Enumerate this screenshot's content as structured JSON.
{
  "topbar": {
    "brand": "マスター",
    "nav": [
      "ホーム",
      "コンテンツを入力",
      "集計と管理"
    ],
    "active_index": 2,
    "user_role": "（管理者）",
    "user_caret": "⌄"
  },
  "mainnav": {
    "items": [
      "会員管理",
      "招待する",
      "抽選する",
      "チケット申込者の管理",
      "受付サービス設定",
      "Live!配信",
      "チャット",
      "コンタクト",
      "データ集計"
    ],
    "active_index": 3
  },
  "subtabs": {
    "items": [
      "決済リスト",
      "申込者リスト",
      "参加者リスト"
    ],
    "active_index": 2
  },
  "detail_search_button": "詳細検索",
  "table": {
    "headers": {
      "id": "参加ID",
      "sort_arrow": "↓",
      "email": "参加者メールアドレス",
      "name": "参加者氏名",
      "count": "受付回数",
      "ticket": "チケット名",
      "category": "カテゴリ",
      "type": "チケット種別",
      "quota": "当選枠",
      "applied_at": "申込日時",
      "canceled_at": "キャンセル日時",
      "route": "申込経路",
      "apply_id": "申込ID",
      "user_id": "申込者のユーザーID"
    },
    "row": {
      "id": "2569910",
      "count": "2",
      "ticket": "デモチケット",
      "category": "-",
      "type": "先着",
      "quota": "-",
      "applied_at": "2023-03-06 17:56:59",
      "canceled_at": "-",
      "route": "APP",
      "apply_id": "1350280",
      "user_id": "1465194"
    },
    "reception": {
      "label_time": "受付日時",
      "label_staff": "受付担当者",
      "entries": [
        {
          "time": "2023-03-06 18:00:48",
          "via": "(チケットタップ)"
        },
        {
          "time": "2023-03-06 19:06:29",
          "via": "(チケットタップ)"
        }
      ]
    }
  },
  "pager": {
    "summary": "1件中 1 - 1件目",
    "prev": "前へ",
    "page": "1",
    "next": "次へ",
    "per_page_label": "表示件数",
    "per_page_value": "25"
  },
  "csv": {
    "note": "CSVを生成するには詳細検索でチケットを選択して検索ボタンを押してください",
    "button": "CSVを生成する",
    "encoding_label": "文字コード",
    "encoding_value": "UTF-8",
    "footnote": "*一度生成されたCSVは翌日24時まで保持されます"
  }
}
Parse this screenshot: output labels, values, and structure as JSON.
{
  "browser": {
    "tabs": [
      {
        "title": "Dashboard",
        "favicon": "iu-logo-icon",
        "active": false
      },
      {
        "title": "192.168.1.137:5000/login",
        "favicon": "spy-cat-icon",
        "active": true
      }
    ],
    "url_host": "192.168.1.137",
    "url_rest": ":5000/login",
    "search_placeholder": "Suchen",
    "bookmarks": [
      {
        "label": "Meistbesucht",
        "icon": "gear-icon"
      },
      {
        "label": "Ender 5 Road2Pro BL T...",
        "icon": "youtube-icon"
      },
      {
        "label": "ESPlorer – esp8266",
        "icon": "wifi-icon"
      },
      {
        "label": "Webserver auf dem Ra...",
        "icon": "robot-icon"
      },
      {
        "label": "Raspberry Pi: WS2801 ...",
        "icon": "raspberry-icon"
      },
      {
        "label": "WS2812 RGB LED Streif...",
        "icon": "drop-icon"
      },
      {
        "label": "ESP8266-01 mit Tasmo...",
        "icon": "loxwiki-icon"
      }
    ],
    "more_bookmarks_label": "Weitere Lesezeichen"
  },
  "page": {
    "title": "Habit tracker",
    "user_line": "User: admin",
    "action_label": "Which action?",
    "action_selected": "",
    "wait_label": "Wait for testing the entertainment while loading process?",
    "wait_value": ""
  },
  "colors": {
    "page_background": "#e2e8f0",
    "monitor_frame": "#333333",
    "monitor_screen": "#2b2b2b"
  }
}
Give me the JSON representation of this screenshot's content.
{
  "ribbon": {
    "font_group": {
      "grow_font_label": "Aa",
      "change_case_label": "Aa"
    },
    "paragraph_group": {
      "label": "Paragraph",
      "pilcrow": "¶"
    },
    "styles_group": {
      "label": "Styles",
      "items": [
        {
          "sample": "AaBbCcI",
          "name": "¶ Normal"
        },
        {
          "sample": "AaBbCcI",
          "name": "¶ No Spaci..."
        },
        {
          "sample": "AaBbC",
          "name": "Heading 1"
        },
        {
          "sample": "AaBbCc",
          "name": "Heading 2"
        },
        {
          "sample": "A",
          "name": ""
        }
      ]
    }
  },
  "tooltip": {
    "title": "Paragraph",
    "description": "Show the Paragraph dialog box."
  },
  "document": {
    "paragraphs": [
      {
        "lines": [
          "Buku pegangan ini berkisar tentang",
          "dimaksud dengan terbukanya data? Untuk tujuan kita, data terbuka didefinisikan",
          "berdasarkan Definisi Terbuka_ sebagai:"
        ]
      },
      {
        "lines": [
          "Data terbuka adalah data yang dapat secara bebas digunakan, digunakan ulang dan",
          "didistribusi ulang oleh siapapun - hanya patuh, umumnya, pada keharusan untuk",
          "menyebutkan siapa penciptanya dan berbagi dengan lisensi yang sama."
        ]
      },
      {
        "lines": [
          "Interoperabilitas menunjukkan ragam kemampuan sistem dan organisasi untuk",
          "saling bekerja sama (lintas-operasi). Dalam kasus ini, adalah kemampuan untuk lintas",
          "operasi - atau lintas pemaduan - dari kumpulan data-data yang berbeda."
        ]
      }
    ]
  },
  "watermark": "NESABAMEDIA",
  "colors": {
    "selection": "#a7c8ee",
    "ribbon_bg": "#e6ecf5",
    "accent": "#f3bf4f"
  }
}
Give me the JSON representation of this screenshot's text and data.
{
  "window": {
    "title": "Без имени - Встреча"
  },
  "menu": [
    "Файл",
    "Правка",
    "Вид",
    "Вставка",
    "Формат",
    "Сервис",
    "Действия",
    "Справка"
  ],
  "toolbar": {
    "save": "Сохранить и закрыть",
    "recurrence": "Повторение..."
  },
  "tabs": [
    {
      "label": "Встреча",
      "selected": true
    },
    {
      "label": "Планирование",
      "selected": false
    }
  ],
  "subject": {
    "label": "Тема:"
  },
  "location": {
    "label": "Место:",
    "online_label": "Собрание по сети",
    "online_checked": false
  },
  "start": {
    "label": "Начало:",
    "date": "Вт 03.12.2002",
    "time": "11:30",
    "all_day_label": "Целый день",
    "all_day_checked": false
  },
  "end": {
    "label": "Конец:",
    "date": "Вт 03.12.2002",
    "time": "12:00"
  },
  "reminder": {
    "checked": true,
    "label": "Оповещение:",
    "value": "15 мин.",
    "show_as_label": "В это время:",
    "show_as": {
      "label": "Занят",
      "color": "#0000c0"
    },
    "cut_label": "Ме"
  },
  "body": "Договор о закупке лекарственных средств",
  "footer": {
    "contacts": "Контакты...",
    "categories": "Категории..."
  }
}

■ Short problem: Answer with one number: how many lines in the listing hold "title".

■ Written answer: 5